Problem requirements:
Wherever the string "murmur" occurs in a line of these records, report that line.

Given information:
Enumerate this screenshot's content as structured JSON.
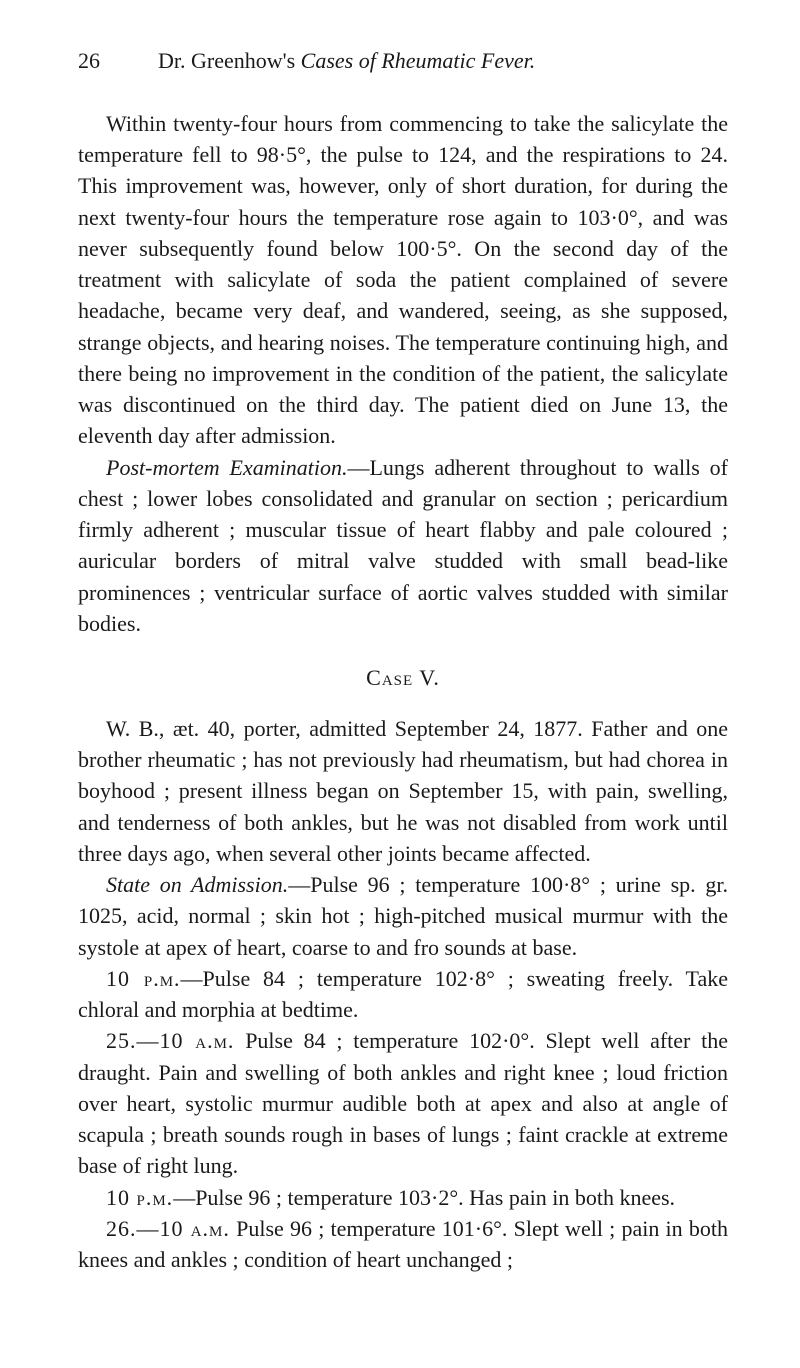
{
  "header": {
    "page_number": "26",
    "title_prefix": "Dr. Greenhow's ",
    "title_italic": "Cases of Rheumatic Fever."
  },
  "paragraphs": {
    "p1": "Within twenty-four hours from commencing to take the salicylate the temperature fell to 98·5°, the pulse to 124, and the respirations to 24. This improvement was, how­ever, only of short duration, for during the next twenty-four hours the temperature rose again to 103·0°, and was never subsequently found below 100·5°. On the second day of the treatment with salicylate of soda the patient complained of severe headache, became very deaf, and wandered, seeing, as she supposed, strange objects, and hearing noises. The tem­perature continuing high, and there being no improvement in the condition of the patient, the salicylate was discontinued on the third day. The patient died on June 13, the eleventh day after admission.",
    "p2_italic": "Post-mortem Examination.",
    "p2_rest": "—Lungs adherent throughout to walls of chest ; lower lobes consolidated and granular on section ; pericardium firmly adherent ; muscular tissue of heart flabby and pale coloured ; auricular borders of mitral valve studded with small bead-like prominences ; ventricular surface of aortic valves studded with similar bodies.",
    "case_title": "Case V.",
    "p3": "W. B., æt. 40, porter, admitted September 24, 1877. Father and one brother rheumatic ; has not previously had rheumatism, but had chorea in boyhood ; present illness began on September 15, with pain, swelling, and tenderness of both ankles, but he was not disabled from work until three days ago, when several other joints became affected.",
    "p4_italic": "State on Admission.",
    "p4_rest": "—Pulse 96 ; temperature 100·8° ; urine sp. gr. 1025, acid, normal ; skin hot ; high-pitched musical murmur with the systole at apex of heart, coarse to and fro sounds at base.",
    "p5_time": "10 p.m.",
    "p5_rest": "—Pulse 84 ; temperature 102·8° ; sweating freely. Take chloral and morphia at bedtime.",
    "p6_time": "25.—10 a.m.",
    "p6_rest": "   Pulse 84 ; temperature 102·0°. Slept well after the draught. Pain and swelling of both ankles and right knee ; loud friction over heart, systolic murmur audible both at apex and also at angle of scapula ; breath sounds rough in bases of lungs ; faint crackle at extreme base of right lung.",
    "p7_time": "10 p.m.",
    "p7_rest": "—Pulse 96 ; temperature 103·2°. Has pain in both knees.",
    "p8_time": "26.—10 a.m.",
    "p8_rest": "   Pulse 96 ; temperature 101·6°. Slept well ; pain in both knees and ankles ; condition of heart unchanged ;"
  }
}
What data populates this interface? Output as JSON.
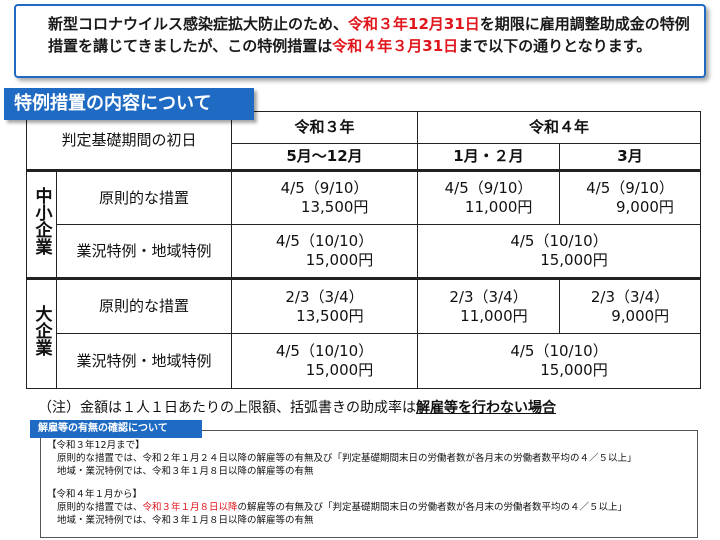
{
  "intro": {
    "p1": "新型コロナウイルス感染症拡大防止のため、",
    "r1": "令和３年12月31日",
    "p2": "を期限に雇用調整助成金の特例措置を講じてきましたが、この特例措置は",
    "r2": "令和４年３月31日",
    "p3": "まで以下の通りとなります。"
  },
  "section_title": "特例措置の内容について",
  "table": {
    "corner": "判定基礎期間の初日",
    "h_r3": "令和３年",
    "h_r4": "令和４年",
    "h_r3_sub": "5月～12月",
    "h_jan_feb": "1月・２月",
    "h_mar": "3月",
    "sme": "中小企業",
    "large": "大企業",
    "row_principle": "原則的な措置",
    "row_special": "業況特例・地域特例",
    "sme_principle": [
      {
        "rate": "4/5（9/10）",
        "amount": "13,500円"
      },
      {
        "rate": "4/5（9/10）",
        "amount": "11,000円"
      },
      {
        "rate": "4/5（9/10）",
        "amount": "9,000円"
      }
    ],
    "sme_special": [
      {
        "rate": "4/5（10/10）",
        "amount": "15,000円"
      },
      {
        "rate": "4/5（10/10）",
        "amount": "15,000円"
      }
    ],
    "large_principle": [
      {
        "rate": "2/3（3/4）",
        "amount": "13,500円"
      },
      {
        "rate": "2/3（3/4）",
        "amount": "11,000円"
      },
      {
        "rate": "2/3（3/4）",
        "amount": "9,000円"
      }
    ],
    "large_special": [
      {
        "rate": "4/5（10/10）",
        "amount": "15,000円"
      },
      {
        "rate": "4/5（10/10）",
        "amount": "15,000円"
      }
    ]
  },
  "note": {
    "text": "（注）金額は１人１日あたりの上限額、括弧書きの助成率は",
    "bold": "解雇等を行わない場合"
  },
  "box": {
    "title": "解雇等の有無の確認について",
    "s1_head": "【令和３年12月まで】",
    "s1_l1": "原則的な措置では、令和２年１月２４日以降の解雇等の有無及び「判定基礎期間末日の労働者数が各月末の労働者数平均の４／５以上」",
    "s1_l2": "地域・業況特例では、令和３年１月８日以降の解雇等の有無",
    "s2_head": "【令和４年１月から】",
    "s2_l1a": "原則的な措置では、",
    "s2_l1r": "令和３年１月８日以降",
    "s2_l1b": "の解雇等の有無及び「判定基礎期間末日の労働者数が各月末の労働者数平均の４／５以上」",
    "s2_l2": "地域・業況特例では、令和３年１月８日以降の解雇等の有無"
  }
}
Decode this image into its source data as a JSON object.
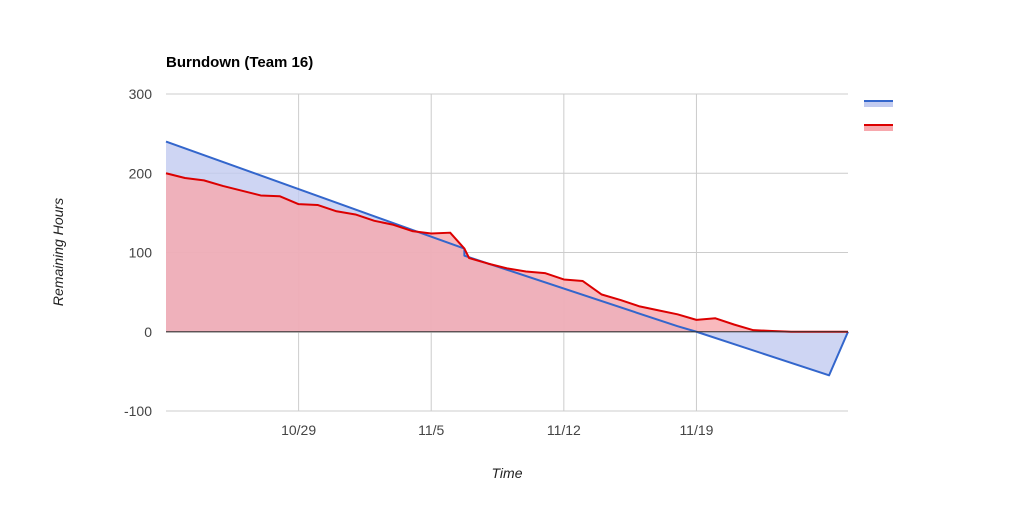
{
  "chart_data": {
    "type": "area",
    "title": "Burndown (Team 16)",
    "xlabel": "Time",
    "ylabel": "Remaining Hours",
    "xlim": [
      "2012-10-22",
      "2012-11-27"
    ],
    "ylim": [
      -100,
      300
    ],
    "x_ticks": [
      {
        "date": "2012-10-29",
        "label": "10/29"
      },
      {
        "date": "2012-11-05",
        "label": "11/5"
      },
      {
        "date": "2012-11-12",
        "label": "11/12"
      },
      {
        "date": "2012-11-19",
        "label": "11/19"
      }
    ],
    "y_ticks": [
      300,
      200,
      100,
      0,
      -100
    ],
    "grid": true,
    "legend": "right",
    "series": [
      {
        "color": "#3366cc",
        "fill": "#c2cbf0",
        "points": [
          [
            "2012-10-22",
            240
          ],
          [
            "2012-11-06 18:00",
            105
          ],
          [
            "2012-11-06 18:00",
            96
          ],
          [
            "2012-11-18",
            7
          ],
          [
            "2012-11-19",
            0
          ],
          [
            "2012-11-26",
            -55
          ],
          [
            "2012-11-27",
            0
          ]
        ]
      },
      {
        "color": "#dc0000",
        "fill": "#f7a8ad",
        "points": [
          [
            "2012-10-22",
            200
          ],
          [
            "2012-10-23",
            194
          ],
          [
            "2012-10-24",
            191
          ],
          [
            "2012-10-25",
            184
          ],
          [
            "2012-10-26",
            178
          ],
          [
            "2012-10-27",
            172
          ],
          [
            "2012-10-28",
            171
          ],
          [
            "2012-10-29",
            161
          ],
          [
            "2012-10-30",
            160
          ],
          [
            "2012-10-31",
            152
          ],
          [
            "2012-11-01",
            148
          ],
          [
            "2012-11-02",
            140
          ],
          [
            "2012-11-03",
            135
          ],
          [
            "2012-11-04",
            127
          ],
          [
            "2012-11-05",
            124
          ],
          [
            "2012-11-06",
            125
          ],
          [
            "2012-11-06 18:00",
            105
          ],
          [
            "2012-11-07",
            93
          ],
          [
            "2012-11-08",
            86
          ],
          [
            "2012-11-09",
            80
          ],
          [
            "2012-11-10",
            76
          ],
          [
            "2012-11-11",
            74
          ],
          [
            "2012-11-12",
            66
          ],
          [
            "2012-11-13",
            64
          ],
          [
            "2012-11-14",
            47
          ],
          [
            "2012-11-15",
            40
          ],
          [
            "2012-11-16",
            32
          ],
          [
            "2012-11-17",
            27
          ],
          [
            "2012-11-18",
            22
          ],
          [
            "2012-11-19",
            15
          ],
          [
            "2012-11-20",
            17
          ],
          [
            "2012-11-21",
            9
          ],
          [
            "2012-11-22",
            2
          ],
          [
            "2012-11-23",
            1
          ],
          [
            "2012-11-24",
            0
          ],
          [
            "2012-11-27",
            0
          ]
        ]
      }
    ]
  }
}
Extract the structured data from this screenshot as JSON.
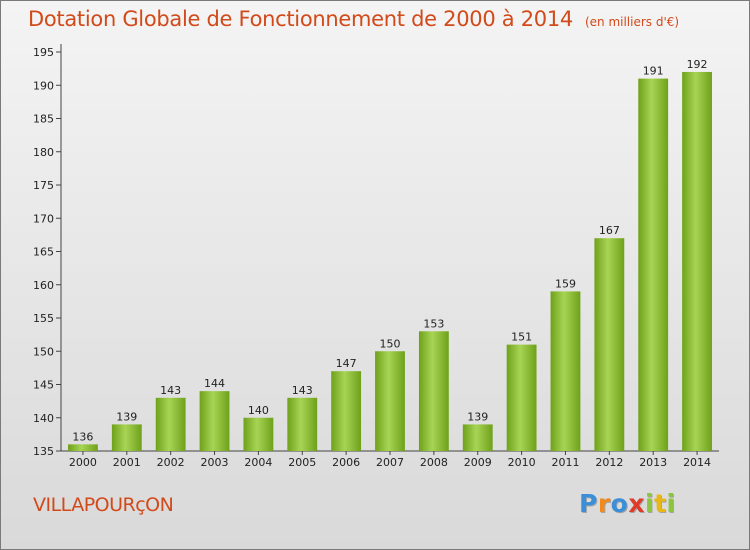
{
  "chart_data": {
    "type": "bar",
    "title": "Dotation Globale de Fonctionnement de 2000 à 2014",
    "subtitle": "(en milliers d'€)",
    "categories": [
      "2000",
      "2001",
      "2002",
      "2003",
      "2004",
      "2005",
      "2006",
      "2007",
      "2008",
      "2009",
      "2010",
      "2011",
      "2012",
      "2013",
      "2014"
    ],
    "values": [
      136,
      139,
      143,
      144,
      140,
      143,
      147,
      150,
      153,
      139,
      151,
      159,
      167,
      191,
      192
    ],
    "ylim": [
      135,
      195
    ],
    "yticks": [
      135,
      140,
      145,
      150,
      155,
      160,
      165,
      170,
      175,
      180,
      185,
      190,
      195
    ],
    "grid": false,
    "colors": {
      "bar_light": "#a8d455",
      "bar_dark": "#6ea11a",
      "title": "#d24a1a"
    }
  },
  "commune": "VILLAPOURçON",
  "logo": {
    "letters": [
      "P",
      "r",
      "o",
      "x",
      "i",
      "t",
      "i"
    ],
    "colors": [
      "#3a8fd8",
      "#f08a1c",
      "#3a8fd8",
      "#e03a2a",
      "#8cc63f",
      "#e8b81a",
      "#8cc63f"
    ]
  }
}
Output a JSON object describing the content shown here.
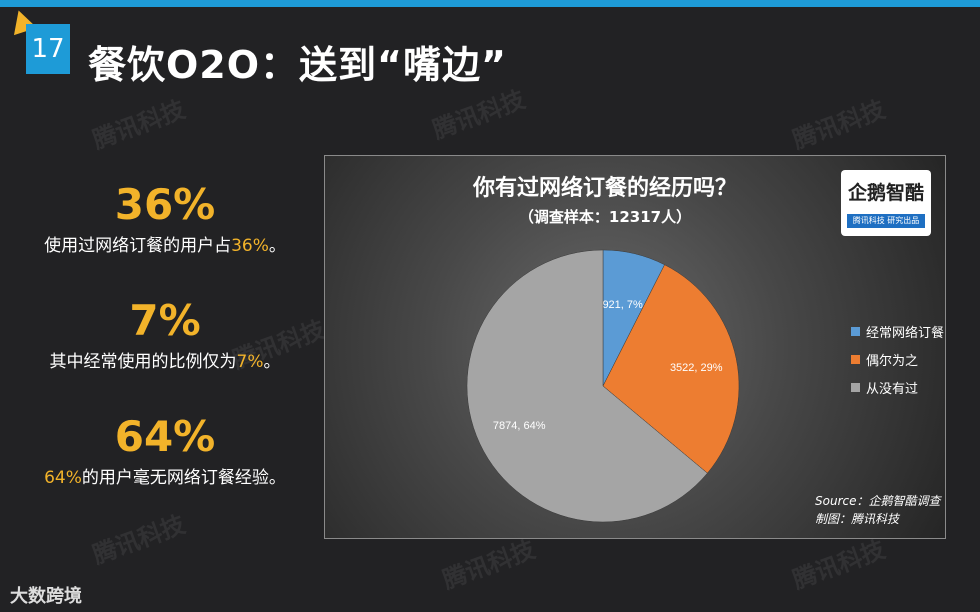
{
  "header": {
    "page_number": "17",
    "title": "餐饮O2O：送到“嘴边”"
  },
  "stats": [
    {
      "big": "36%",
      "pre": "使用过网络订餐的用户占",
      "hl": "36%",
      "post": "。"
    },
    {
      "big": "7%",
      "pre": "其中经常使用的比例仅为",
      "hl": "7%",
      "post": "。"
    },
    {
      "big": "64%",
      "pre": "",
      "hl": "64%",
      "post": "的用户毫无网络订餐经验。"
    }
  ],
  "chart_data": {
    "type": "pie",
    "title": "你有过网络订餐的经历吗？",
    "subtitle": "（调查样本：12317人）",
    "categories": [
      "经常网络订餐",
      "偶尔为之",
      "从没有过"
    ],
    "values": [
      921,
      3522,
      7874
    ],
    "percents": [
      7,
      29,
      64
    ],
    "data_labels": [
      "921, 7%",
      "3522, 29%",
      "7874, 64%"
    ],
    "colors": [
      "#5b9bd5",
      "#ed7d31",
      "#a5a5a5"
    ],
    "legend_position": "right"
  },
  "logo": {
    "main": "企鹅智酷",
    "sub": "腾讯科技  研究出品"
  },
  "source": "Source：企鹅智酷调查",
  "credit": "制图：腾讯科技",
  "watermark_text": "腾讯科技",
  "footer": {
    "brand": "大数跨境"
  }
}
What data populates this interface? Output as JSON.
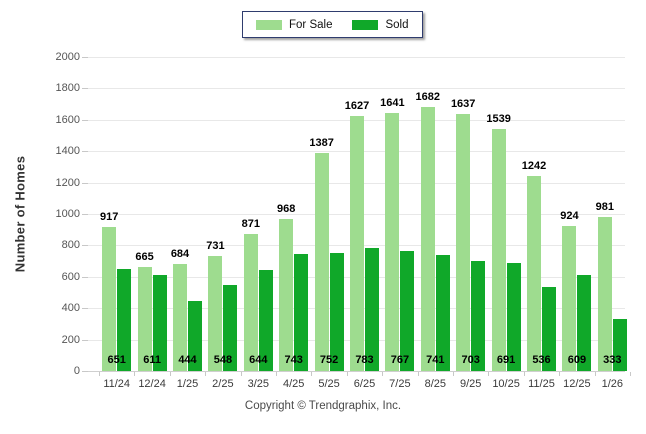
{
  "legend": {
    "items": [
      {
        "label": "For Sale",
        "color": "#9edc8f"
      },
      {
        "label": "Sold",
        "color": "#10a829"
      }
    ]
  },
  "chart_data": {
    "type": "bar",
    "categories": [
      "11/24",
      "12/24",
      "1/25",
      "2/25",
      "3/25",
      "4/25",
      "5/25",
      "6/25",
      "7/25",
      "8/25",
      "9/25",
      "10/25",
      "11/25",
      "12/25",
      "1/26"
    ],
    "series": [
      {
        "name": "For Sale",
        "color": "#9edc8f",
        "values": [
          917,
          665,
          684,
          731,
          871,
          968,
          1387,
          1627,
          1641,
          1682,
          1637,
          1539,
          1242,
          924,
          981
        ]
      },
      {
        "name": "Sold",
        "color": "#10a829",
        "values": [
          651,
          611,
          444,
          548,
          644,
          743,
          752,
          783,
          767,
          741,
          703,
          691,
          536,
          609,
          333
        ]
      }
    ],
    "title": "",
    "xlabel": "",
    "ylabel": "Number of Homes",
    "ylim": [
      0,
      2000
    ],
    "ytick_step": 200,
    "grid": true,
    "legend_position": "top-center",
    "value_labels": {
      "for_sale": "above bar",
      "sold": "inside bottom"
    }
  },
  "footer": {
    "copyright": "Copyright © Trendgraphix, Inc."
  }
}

Reply to the exercise:
    "p4_rest": "—Pulse 96 ; temperature 100·8° ; urine sp. gr. 1025, acid, normal ; skin hot ; high-pitched musical murmur with the systole at apex of heart, coarse to and fro sounds at base.",
    "p6_rest": "   Pulse 84 ; temperature 102·0°. Slept well after the draught. Pain and swelling of both ankles and right knee ; loud friction over heart, systolic murmur audible both at apex and also at angle of scapula ; breath sounds rough in bases of lungs ; faint crackle at extreme base of right lung.",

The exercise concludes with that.